(Task objective) Look through the data below and count each line where the word "this" appears. Reply with the count alone.

■ ■ ■

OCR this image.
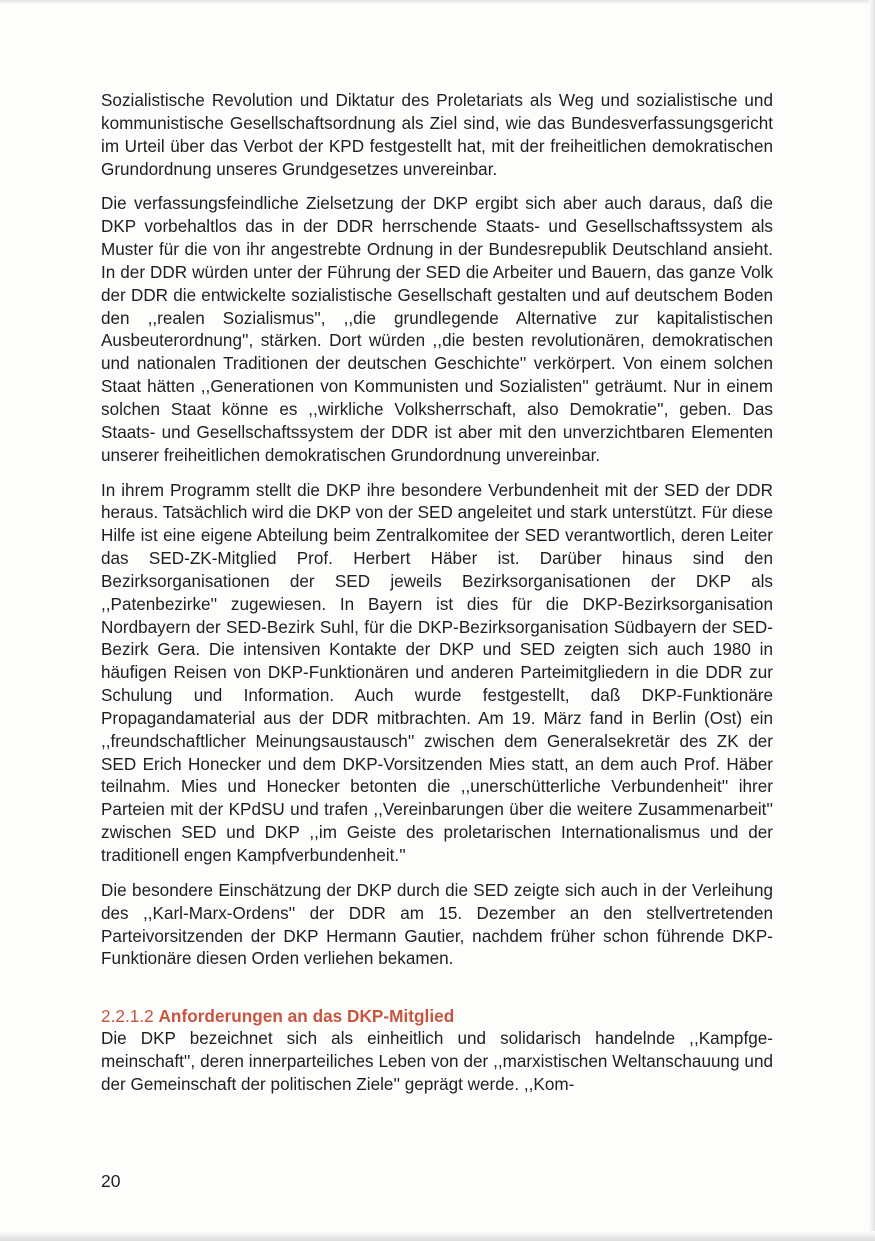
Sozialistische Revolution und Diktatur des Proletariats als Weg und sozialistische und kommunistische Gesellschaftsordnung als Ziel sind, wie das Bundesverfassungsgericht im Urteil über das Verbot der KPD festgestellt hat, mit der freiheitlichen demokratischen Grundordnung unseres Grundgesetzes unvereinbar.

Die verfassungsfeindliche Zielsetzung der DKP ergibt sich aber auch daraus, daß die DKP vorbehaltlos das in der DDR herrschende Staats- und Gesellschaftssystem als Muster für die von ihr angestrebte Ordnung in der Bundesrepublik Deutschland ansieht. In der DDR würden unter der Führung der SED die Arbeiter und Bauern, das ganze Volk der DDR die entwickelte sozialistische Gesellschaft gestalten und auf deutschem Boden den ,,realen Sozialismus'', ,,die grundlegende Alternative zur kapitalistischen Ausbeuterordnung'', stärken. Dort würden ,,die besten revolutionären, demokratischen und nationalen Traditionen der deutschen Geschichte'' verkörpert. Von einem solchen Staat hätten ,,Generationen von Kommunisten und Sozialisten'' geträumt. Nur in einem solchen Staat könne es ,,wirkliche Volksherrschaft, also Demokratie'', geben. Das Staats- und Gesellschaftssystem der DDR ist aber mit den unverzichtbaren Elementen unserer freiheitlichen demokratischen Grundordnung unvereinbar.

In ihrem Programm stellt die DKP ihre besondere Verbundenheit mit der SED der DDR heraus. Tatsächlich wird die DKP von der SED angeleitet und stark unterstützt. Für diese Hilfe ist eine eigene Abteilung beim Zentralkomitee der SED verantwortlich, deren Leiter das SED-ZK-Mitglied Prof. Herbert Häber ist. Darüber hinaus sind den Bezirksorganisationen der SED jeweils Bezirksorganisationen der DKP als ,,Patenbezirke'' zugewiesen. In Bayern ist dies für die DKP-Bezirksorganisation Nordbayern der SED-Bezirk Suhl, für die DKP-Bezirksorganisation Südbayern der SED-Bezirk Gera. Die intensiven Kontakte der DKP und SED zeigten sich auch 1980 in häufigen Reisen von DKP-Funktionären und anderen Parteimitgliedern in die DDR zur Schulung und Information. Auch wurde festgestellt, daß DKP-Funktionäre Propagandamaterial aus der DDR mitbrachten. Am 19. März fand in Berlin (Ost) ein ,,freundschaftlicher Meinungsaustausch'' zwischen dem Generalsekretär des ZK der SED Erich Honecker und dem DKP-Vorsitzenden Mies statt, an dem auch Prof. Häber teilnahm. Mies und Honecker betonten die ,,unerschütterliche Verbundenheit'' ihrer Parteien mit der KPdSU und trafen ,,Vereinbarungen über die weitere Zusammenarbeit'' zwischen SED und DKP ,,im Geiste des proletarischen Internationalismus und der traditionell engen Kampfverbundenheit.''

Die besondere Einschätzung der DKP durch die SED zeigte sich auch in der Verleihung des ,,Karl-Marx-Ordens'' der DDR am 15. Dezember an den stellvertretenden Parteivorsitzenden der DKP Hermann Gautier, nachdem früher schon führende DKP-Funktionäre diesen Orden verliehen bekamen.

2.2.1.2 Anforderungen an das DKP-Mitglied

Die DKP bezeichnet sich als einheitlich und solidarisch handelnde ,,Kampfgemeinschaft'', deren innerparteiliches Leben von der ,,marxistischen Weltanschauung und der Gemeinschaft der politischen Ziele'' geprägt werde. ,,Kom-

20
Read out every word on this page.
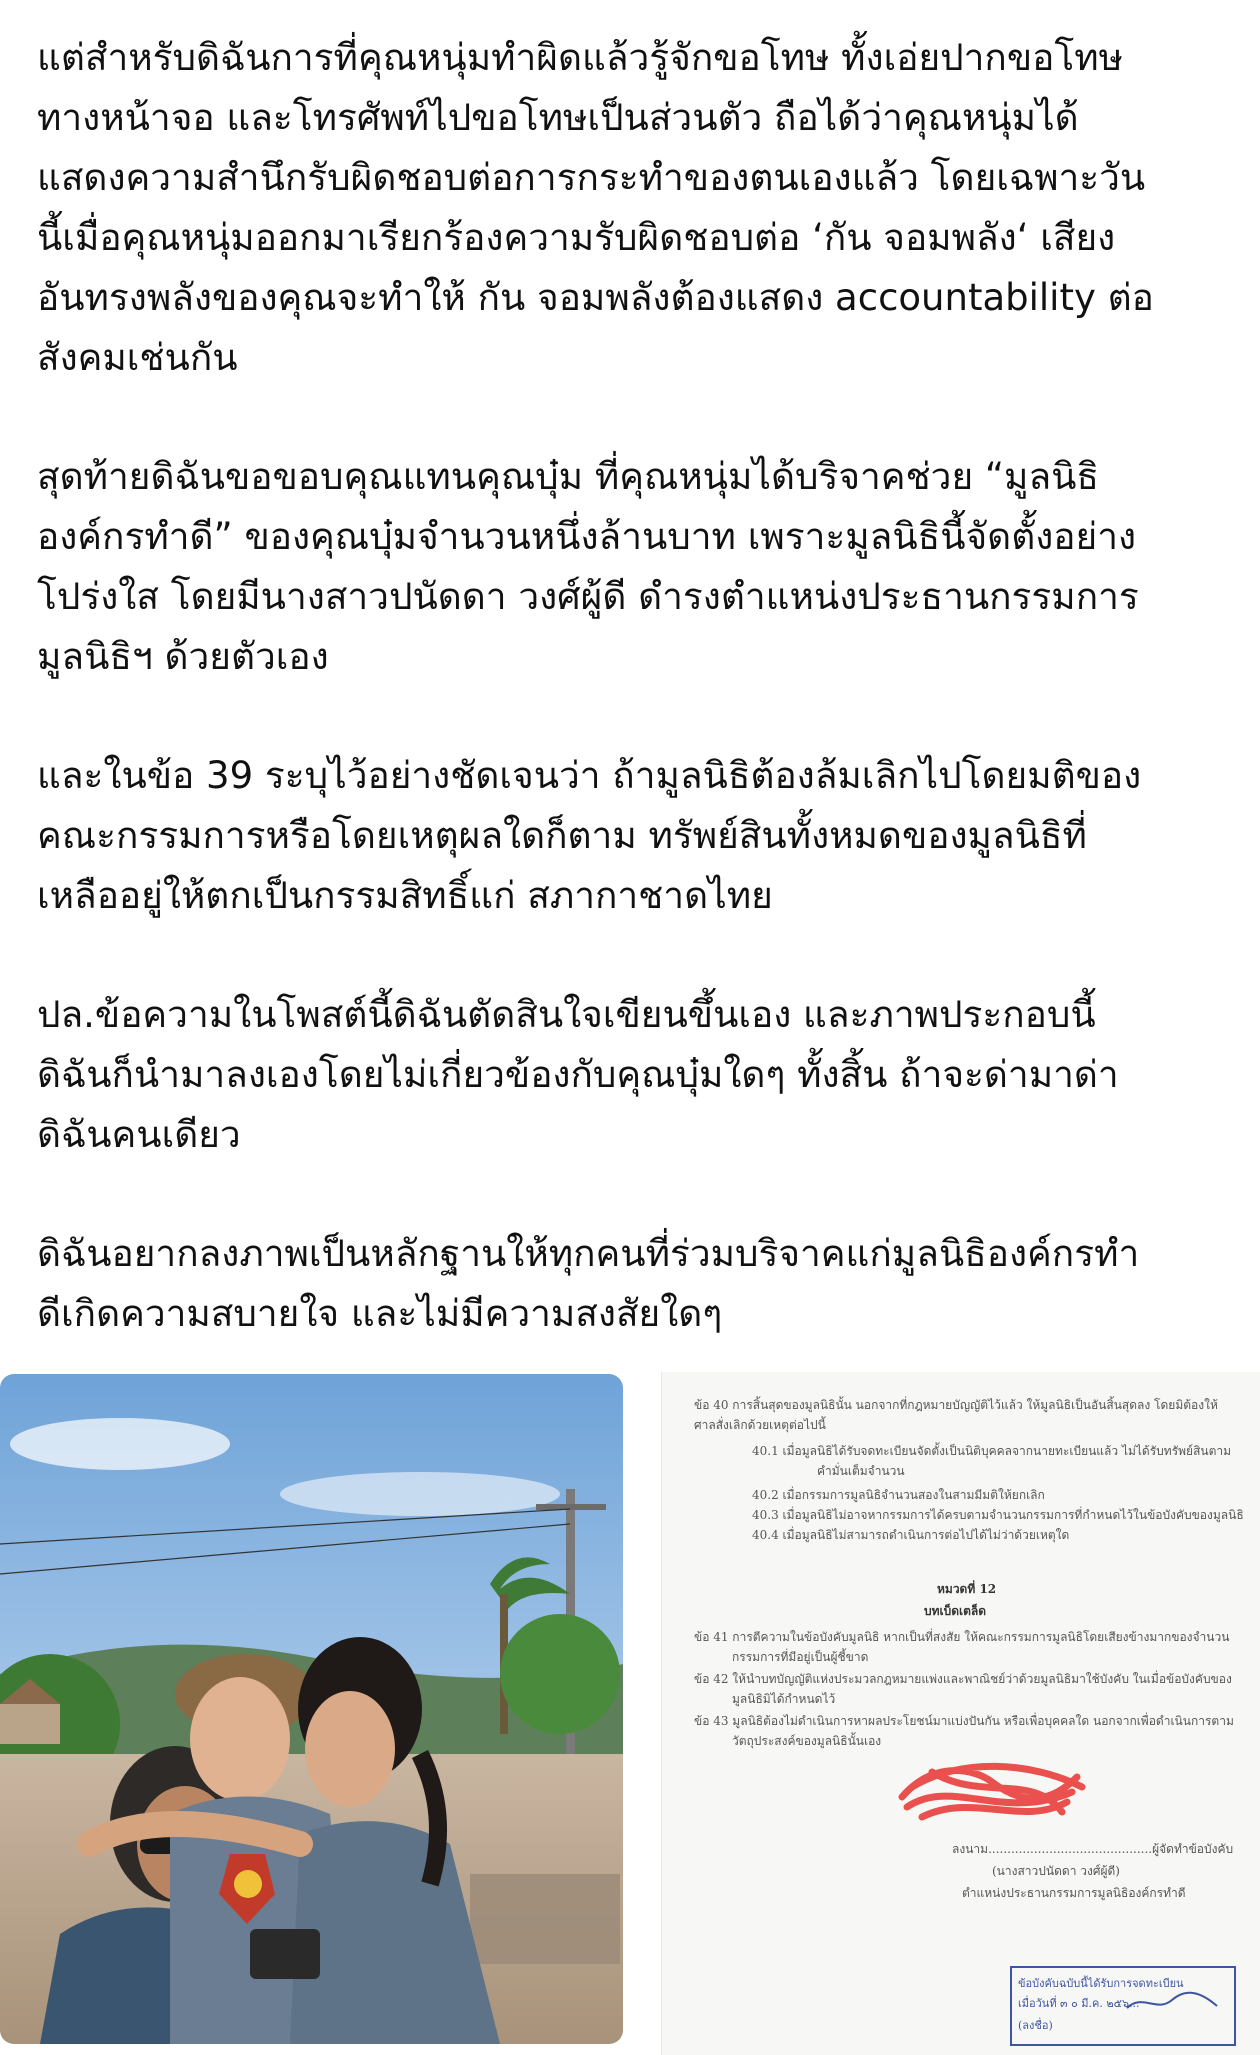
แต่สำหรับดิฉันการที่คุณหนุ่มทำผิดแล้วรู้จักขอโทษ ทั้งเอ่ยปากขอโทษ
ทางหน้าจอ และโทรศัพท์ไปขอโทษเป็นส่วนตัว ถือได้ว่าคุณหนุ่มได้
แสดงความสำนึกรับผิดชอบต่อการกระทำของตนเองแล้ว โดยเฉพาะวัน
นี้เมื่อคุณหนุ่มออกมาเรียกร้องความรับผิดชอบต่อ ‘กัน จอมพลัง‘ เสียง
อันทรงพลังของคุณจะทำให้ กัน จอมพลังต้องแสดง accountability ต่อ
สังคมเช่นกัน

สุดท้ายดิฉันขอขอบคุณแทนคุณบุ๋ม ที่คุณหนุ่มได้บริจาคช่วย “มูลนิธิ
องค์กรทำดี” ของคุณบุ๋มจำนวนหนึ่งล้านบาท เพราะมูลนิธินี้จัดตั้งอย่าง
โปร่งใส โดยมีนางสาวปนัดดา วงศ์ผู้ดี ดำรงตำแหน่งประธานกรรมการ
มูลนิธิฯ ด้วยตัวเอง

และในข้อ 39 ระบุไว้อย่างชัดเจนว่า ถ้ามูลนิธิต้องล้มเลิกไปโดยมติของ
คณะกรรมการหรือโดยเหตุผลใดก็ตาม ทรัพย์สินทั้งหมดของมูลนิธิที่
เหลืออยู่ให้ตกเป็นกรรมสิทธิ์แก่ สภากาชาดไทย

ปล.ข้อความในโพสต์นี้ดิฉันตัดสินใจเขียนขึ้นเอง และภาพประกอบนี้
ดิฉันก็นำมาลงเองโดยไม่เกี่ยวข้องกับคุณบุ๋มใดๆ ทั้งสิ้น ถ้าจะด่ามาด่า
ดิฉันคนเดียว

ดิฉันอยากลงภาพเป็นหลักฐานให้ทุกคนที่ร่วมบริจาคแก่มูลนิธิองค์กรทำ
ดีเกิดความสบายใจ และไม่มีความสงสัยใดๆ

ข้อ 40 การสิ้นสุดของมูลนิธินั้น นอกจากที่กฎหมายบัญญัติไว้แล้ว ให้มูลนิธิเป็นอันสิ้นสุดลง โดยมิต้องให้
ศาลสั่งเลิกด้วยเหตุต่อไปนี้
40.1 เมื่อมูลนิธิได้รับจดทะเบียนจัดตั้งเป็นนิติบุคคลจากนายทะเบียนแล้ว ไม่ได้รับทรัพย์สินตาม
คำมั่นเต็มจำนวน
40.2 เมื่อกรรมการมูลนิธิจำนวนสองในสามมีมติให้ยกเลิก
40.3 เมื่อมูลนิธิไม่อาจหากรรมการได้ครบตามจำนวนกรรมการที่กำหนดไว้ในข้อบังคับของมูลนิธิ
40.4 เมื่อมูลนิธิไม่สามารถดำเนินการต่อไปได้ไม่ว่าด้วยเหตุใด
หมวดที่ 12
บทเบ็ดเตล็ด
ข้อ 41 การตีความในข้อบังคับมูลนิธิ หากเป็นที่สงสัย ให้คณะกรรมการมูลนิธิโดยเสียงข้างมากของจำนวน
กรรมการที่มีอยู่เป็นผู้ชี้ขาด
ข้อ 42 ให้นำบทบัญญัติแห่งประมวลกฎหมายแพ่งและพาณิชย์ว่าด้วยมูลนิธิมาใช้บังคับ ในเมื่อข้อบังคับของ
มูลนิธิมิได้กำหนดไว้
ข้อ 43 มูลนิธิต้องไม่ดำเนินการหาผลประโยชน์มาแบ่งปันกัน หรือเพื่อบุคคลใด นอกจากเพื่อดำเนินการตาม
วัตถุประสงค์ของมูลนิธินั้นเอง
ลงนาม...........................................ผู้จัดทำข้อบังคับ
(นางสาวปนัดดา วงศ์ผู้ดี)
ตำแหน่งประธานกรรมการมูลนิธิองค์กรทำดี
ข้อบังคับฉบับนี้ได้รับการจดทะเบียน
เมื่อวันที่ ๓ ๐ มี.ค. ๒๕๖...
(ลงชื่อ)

■ ■ ■

(Exercise answer) 2